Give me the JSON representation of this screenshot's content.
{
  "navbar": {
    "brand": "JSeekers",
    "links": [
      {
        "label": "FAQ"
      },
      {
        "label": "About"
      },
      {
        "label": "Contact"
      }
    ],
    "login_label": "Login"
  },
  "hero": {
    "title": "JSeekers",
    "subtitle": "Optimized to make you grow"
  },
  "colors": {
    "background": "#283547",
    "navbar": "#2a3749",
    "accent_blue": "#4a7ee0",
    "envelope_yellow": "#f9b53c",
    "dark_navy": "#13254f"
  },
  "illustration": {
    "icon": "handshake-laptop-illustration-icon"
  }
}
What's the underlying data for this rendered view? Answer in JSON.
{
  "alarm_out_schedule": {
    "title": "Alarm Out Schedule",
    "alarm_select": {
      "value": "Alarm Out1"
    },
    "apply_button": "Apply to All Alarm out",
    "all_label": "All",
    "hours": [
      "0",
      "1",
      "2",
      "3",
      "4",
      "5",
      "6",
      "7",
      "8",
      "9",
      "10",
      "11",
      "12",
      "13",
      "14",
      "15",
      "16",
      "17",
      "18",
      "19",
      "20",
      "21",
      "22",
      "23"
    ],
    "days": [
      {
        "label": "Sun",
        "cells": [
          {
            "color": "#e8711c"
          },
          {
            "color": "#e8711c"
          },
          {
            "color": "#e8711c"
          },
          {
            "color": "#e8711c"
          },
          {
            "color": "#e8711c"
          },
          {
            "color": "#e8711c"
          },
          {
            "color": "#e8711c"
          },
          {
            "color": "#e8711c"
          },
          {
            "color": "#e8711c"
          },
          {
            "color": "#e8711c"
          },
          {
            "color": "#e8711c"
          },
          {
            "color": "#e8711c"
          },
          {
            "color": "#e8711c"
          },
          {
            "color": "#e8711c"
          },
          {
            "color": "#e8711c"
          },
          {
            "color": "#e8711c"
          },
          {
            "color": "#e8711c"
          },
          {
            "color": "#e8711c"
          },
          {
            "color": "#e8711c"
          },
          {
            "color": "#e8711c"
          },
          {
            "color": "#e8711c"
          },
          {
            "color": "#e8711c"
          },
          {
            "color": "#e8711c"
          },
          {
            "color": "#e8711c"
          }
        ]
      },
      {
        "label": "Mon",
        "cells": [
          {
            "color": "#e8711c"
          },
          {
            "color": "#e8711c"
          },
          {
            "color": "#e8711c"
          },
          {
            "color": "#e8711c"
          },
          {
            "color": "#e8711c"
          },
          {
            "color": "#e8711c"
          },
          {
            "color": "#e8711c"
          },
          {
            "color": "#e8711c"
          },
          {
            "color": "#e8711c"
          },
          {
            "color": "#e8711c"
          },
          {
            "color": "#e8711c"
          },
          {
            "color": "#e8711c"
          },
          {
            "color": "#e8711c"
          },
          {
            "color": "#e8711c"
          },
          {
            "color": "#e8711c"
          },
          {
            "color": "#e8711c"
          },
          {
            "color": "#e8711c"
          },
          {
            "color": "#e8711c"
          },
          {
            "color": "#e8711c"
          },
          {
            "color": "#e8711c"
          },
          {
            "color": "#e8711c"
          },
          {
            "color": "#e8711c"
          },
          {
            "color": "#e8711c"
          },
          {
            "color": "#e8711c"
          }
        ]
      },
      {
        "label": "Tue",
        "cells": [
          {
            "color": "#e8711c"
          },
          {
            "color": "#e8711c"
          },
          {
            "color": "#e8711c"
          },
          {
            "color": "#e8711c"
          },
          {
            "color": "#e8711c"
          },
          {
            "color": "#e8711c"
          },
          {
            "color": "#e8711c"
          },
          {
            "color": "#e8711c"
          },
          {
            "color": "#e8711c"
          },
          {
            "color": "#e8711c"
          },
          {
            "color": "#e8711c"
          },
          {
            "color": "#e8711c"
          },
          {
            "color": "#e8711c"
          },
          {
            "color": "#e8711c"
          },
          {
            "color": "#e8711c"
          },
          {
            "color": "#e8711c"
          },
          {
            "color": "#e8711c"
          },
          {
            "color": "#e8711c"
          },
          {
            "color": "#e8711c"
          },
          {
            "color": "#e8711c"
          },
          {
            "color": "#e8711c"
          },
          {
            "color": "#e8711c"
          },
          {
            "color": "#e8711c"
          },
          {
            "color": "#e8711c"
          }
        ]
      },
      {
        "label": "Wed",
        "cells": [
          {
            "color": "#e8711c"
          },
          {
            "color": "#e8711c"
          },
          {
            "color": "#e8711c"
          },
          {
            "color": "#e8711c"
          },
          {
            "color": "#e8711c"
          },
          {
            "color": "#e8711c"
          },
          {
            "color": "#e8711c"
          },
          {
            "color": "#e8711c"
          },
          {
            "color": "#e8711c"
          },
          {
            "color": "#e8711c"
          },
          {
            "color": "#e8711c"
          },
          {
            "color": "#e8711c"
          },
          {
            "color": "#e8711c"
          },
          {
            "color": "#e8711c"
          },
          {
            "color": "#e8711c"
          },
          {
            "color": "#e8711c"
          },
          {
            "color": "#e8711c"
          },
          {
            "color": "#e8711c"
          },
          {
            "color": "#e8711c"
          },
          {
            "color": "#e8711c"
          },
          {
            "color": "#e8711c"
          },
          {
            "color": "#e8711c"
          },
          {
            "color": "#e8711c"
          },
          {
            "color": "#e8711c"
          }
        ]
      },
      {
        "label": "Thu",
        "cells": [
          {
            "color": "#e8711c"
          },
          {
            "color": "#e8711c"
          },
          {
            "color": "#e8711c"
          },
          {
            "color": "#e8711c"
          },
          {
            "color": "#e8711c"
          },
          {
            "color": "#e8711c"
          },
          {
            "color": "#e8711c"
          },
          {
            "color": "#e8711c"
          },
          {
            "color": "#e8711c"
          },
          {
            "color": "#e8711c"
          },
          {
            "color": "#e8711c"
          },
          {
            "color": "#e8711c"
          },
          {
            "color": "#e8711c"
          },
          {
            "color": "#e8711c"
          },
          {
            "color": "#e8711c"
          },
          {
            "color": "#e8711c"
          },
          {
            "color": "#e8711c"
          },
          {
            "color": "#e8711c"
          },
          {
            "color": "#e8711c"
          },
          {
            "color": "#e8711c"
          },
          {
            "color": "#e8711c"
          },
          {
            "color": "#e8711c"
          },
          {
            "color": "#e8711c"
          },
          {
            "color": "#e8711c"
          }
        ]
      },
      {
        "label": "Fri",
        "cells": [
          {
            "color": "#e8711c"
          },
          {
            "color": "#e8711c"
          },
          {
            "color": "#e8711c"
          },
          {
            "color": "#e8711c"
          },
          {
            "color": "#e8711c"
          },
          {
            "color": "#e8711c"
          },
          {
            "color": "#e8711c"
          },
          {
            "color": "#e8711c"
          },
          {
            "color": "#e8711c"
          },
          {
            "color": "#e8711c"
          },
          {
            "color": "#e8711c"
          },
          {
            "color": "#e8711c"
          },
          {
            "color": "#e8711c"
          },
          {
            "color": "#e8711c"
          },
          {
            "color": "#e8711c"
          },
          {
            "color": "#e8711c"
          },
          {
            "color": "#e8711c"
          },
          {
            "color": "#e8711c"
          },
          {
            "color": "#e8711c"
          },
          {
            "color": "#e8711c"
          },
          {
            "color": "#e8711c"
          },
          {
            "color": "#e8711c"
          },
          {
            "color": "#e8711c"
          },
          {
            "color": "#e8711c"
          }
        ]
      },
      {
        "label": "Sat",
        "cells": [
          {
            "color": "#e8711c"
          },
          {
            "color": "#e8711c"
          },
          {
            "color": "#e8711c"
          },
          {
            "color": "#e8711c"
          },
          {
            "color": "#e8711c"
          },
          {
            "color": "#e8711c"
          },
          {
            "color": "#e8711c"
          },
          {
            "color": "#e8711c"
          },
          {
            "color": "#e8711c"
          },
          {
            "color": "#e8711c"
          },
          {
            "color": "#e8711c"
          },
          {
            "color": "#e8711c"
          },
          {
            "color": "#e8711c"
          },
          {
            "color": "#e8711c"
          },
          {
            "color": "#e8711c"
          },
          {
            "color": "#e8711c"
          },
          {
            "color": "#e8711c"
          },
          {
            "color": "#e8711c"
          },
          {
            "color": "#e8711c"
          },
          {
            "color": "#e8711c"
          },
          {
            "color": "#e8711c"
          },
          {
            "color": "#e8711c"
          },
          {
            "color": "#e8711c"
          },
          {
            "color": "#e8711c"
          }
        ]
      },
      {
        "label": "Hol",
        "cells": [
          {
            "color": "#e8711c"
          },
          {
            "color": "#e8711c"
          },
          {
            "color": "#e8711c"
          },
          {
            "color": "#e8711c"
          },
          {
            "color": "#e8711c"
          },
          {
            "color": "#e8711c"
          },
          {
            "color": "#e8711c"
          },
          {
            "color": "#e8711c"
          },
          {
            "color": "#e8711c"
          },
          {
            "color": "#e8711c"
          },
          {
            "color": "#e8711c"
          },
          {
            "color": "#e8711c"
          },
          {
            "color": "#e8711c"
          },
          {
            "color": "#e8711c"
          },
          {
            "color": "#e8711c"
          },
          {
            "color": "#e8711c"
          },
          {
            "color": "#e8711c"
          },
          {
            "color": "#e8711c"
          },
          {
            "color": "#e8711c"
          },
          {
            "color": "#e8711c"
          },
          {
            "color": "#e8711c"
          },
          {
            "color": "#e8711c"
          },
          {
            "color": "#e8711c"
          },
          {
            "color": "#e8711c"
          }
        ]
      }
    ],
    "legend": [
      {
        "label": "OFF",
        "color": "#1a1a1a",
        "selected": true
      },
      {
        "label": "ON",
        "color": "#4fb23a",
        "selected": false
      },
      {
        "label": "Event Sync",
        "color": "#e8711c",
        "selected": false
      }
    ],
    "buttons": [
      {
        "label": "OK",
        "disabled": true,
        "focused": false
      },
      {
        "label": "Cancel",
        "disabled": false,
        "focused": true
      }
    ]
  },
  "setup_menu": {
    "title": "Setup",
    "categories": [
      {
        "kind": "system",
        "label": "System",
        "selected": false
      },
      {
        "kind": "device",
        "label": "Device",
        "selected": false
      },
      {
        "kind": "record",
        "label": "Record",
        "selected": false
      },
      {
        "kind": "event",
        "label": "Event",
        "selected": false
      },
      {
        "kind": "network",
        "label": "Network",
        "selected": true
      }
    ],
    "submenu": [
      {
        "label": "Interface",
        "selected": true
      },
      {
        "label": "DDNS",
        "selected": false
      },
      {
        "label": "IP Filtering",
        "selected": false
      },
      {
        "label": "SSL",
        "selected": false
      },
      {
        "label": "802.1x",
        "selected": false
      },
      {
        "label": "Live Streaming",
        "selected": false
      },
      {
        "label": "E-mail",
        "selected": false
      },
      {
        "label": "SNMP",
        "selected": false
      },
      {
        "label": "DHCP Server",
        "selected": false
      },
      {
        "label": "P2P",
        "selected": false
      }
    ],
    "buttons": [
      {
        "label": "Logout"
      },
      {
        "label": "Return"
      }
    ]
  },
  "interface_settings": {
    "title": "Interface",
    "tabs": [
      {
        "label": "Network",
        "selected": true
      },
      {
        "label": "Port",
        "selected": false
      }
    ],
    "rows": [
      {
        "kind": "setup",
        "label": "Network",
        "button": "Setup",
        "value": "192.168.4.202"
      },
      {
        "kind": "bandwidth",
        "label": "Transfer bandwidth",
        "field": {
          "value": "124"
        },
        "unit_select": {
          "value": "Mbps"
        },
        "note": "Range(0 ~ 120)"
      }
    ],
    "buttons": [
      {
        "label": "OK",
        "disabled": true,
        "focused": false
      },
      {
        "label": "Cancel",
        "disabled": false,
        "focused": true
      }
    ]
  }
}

● **WHAT YOU NEED TO DO**: In the records above, find each line holding "this" and copy it.

● **ANSWER BELOW**:
Give me the JSON representation of this screenshot's content.
What's the underlying data for this rendered view? Answer in JSON.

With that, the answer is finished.